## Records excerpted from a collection

━━━━━━

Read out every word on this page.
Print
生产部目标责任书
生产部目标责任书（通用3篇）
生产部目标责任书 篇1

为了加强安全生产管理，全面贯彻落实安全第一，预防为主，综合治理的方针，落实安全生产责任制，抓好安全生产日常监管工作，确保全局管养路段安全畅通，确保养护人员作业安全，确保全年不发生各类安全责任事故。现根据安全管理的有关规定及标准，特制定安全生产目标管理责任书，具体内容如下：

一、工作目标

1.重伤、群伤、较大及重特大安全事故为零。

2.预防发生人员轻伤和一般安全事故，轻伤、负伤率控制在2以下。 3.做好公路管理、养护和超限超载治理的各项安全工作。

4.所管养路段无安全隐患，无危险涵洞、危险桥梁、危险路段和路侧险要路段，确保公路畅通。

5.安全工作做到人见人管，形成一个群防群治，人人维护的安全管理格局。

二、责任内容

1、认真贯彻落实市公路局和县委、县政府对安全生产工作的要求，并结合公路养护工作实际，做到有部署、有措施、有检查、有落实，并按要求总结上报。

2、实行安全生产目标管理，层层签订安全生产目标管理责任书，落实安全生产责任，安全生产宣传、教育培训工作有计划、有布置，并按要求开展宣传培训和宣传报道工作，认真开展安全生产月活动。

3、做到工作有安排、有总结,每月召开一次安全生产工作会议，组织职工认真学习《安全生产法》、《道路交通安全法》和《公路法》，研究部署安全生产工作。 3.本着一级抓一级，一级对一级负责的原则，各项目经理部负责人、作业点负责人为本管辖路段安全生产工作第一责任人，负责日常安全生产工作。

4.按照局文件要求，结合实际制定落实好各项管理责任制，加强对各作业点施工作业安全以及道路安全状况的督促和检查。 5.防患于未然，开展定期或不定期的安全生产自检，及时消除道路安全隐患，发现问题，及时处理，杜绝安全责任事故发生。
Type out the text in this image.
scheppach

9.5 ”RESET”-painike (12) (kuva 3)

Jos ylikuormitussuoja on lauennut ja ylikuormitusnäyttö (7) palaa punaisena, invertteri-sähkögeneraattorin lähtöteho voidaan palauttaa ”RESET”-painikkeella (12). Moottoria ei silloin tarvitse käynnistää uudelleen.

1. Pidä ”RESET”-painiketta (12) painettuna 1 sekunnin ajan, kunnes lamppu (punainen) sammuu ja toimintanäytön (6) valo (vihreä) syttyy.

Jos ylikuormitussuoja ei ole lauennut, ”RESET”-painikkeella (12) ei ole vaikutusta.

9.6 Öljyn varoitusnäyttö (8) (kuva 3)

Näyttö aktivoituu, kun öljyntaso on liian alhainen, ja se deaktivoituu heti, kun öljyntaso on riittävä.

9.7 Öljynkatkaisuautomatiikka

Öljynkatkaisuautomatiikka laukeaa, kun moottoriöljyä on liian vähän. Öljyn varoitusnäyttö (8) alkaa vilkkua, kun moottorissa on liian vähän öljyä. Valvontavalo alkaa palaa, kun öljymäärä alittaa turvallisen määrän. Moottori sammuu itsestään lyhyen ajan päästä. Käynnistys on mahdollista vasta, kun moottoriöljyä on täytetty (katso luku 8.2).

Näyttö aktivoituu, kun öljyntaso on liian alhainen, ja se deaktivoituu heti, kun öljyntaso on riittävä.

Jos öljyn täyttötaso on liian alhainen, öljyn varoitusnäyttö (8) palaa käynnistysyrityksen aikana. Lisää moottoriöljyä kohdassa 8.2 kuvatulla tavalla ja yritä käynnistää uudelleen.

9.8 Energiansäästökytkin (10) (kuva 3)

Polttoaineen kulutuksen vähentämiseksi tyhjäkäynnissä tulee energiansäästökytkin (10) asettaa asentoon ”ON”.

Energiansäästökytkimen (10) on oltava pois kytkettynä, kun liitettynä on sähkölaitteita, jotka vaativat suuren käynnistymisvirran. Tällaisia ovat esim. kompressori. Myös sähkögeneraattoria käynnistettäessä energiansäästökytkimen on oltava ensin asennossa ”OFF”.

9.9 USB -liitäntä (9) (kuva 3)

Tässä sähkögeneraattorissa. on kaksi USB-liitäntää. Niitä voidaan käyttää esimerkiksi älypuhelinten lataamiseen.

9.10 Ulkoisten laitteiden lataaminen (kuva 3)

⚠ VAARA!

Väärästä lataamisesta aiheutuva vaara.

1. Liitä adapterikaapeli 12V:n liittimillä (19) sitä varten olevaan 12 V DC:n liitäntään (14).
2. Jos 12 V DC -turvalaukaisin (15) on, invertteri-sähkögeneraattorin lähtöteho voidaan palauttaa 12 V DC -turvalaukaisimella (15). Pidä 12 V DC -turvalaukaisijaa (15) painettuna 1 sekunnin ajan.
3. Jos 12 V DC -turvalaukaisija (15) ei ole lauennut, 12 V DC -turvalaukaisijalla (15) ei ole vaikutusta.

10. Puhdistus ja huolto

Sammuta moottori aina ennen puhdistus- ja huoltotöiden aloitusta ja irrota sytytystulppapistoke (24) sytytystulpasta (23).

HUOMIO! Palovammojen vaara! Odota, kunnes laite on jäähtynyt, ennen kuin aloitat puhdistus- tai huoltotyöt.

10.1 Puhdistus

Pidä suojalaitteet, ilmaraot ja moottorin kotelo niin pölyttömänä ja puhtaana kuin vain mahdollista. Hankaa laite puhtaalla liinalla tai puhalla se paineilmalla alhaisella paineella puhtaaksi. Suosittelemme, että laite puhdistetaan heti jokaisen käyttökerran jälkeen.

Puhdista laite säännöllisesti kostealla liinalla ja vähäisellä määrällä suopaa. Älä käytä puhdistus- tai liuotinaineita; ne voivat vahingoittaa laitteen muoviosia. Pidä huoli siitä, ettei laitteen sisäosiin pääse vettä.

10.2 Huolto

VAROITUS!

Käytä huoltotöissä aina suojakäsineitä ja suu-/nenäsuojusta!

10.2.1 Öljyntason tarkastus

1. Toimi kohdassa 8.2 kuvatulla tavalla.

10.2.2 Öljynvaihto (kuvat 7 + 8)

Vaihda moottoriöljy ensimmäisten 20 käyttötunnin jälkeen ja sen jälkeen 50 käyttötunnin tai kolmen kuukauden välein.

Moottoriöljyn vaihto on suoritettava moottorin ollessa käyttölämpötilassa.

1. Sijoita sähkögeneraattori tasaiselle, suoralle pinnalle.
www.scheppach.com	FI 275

━━━━━━

## Task goal
Write the material out exactly, with nothing left out.

## Reply
Read out every word on this page.
Print
生产部目标责任书
生产部目标责任书（通用3篇）
生产部目标责任书 篇1

为了加强安全生产管理，全面贯彻落实安全第一，预防为主，综合治理的方针，落实安全生产责任制，抓好安全生产日常监管工作，确保全局管养路段安全畅通，确保养护人员作业安全，确保全年不发生各类安全责任事故。现根据安全管理的有关规定及标准，特制定安全生产目标管理责任书，具体内容如下：

一、工作目标

1.重伤、群伤、较大及重特大安全事故为零。

2.预防发生人员轻伤和一般安全事故，轻伤、负伤率控制在2以下。 3.做好公路管理、养护和超限超载治理的各项安全工作。

4.所管养路段无安全隐患，无危险涵洞、危险桥梁、危险路段和路侧险要路段，确保公路畅通。

5.安全工作做到人见人管，形成一个群防群治，人人维护的安全管理格局。

二、责任内容

1、认真贯彻落实市公路局和县委、县政府对安全生产工作的要求，并结合公路养护工作实际，做到有部署、有措施、有检查、有落实，并按要求总结上报。

2、实行安全生产目标管理，层层签订安全生产目标管理责任书，落实安全生产责任，安全生产宣传、教育培训工作有计划、有布置，并按要求开展宣传培训和宣传报道工作，认真开展安全生产月活动。

3、做到工作有安排、有总结,每月召开一次安全生产工作会议，组织职工认真学习《安全生产法》、《道路交通安全法》和《公路法》，研究部署安全生产工作。 3.本着一级抓一级，一级对一级负责的原则，各项目经理部负责人、作业点负责人为本管辖路段安全生产工作第一责任人，负责日常安全生产工作。

4.按照局文件要求，结合实际制定落实好各项管理责任制，加强对各作业点施工作业安全以及道路安全状况的督促和检查。 5.防患于未然，开展定期或不定期的安全生产自检，及时消除道路安全隐患，发现问题，及时处理，杜绝安全责任事故发生。
Type out the text in this image.
scheppach

9.5 ”RESET”-painike (12) (kuva 3)

Jos ylikuormitussuoja on lauennut ja ylikuormitusnäyttö (7) palaa punaisena, invertteri-sähkögeneraattorin lähtöteho voidaan palauttaa ”RESET”-painikkeella (12). Moottoria ei silloin tarvitse käynnistää uudelleen.

1. Pidä ”RESET”-painiketta (12) painettuna 1 sekunnin ajan, kunnes lamppu (punainen) sammuu ja toimintanäytön (6) valo (vihreä) syttyy.

Jos ylikuormitussuoja ei ole lauennut, ”RESET”-painikkeella (12) ei ole vaikutusta.

9.6 Öljyn varoitusnäyttö (8) (kuva 3)

Näyttö aktivoituu, kun öljyntaso on liian alhainen, ja se deaktivoituu heti, kun öljyntaso on riittävä.

9.7 Öljynkatkaisuautomatiikka

Öljynkatkaisuautomatiikka laukeaa, kun moottoriöljyä on liian vähän. Öljyn varoitusnäyttö (8) alkaa vilkkua, kun moottorissa on liian vähän öljyä. Valvontavalo alkaa palaa, kun öljymäärä alittaa turvallisen määrän. Moottori sammuu itsestään lyhyen ajan päästä. Käynnistys on mahdollista vasta, kun moottoriöljyä on täytetty (katso luku 8.2).

Näyttö aktivoituu, kun öljyntaso on liian alhainen, ja se deaktivoituu heti, kun öljyntaso on riittävä.

Jos öljyn täyttötaso on liian alhainen, öljyn varoitusnäyttö (8) palaa käynnistysyrityksen aikana. Lisää moottoriöljyä kohdassa 8.2 kuvatulla tavalla ja yritä käynnistää uudelleen.

9.8 Energiansäästökytkin (10) (kuva 3)

Polttoaineen kulutuksen vähentämiseksi tyhjäkäynnissä tulee energiansäästökytkin (10) asettaa asentoon ”ON”.

Energiansäästökytkimen (10) on oltava pois kytkettynä, kun liitettynä on sähkölaitteita, jotka vaativat suuren käynnistymisvirran. Tällaisia ovat esim. kompressori. Myös sähkögeneraattoria käynnistettäessä energiansäästökytkimen on oltava ensin asennossa ”OFF”.

9.9 USB -liitäntä (9) (kuva 3)

Tässä sähkögeneraattorissa. on kaksi USB-liitäntää. Niitä voidaan käyttää esimerkiksi älypuhelinten lataamiseen.

9.10 Ulkoisten laitteiden lataaminen (kuva 3)

⚠ VAARA!

Väärästä lataamisesta aiheutuva vaara.

1. Liitä adapterikaapeli 12V:n liittimillä (19) sitä varten olevaan 12 V DC:n liitäntään (14).
2. Jos 12 V DC -turvalaukaisin (15) on, invertteri-sähkögeneraattorin lähtöteho voidaan palauttaa 12 V DC -turvalaukaisimella (15). Pidä 12 V DC -turvalaukaisijaa (15) painettuna 1 sekunnin ajan.
3. Jos 12 V DC -turvalaukaisija (15) ei ole lauennut, 12 V DC -turvalaukaisijalla (15) ei ole vaikutusta.

10. Puhdistus ja huolto

Sammuta moottori aina ennen puhdistus- ja huoltotöiden aloitusta ja irrota sytytystulppapistoke (24) sytytystulpasta (23).

HUOMIO! Palovammojen vaara! Odota, kunnes laite on jäähtynyt, ennen kuin aloitat puhdistus- tai huoltotyöt.

10.1 Puhdistus

Pidä suojalaitteet, ilmaraot ja moottorin kotelo niin pölyttömänä ja puhtaana kuin vain mahdollista. Hankaa laite puhtaalla liinalla tai puhalla se paineilmalla alhaisella paineella puhtaaksi. Suosittelemme, että laite puhdistetaan heti jokaisen käyttökerran jälkeen.

Puhdista laite säännöllisesti kostealla liinalla ja vähäisellä määrällä suopaa. Älä käytä puhdistus- tai liuotinaineita; ne voivat vahingoittaa laitteen muoviosia. Pidä huoli siitä, ettei laitteen sisäosiin pääse vettä.

10.2 Huolto

VAROITUS!

Käytä huoltotöissä aina suojakäsineitä ja suu-/nenäsuojusta!

10.2.1 Öljyntason tarkastus

1. Toimi kohdassa 8.2 kuvatulla tavalla.

10.2.2 Öljynvaihto (kuvat 7 + 8)

Vaihda moottoriöljy ensimmäisten 20 käyttötunnin jälkeen ja sen jälkeen 50 käyttötunnin tai kolmen kuukauden välein.

Moottoriöljyn vaihto on suoritettava moottorin ollessa käyttölämpötilassa.

1. Sijoita sähkögeneraattori tasaiselle, suoralle pinnalle.
www.scheppach.com	FI 275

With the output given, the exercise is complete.